▶ _WHAT YOU WILL DO_
Return the material from its first line through the line containing "calendar-cell: 20 Sunrise: 7:28", and reproduce every line without changing a character.

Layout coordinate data

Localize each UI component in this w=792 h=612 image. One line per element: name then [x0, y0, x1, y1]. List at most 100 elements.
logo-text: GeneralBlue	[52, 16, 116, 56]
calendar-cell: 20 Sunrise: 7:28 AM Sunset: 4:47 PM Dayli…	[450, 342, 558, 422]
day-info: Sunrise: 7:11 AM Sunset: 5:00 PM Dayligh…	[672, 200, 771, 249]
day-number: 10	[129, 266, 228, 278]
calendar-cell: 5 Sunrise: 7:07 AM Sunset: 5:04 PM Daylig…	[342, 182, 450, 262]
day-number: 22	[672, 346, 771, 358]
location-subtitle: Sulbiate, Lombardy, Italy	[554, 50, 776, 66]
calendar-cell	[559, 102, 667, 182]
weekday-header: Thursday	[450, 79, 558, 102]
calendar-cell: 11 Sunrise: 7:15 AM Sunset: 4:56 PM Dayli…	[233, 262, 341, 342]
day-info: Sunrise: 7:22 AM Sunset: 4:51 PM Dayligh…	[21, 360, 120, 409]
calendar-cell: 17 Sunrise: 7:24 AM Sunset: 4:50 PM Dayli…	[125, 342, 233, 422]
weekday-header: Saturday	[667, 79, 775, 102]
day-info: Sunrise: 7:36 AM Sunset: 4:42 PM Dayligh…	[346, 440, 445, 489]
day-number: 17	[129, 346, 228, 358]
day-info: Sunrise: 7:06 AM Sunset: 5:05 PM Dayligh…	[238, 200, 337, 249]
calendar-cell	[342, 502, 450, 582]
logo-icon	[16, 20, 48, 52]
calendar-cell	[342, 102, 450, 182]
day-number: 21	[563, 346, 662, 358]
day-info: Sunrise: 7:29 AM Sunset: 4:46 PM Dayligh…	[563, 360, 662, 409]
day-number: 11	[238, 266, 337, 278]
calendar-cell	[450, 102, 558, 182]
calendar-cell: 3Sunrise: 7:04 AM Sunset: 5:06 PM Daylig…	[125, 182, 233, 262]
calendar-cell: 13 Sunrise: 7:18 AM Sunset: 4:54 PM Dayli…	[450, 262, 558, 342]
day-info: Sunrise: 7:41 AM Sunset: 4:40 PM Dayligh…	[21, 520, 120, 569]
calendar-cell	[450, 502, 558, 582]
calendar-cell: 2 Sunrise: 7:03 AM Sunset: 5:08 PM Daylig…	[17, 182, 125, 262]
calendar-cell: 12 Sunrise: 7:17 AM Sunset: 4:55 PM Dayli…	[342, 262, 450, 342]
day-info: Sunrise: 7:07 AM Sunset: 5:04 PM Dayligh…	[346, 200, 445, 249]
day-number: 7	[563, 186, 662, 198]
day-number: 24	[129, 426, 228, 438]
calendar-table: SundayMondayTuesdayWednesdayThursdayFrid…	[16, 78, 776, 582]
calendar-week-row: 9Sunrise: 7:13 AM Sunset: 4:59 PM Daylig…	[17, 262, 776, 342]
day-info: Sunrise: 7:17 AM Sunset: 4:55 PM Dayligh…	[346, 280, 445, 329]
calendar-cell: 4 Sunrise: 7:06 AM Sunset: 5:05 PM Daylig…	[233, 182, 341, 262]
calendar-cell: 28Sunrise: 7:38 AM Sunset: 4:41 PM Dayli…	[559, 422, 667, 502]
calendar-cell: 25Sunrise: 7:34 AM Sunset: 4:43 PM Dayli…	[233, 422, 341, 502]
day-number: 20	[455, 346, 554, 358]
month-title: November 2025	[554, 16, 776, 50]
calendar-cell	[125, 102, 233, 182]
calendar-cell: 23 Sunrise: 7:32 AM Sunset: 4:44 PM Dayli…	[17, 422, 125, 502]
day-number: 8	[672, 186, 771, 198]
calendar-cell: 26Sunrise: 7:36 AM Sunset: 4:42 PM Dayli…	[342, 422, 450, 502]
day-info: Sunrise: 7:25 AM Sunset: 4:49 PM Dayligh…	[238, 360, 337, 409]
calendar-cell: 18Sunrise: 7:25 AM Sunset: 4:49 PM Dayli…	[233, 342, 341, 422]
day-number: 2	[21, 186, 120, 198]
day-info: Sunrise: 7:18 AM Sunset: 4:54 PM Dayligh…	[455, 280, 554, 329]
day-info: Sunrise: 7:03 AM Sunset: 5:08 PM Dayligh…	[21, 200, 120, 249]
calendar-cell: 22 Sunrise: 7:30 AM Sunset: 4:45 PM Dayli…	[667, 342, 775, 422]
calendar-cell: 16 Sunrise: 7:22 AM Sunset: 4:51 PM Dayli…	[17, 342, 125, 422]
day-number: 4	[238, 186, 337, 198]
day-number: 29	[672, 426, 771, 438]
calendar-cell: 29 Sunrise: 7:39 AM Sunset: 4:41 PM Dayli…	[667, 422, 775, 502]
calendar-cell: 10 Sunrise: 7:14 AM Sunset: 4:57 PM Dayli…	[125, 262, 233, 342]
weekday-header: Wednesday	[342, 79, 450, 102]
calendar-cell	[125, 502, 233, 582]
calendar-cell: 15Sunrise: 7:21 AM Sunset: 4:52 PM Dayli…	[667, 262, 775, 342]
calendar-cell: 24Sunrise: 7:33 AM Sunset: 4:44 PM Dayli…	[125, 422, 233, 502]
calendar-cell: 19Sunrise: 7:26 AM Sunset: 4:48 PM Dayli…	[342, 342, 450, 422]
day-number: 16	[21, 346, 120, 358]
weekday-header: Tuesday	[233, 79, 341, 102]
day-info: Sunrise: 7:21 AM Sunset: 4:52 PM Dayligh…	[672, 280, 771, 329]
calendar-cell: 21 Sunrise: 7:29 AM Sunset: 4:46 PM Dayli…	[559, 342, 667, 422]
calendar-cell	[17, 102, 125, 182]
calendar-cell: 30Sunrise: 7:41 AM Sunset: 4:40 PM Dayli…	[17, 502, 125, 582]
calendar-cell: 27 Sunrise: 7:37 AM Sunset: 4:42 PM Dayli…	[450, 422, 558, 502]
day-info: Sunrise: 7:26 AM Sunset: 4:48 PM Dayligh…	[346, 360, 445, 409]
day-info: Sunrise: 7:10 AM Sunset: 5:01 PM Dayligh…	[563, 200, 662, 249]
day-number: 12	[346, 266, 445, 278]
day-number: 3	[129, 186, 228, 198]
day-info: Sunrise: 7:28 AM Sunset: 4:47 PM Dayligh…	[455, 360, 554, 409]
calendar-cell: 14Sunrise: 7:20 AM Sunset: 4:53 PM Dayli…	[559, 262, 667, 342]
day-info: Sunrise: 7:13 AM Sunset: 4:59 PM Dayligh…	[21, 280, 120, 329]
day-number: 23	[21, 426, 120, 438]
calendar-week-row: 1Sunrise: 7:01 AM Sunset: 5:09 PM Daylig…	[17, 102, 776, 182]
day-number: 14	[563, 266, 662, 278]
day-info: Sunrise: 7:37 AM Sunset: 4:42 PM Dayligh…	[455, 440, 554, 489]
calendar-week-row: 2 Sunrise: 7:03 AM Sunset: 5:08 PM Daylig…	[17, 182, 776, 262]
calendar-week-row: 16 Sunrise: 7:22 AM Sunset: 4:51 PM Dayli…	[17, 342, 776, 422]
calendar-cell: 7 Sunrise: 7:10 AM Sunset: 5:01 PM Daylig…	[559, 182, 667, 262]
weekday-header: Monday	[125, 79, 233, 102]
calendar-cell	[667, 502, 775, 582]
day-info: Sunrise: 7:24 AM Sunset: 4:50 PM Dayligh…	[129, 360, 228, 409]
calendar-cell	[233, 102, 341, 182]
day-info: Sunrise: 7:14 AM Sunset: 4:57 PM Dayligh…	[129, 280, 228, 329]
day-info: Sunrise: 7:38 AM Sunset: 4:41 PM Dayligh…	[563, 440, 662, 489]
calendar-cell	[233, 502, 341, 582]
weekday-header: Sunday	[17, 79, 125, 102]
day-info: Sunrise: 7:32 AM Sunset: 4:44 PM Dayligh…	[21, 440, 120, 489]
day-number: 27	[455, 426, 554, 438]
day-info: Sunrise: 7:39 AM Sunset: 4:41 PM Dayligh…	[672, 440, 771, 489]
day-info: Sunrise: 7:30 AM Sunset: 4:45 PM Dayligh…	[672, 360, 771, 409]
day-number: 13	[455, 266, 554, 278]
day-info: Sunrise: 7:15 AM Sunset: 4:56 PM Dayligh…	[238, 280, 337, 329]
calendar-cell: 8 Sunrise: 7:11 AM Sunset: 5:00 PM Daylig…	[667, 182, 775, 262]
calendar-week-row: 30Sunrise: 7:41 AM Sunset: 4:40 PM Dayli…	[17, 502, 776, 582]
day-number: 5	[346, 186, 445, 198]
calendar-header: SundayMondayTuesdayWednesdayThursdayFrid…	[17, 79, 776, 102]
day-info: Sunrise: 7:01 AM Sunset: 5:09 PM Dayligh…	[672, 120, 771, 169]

▶ _COMPLETE OUTPUT_
Localize each UI component in this w=792 h=612 image. One line per element: name then [x0, y0, x1, y1]. List at most 100 elements.
logo-text: GeneralBlue	[52, 16, 116, 56]
calendar-cell: 20 Sunrise: 7:28 AM Sunset: 4:47 PM Dayli…	[450, 342, 558, 422]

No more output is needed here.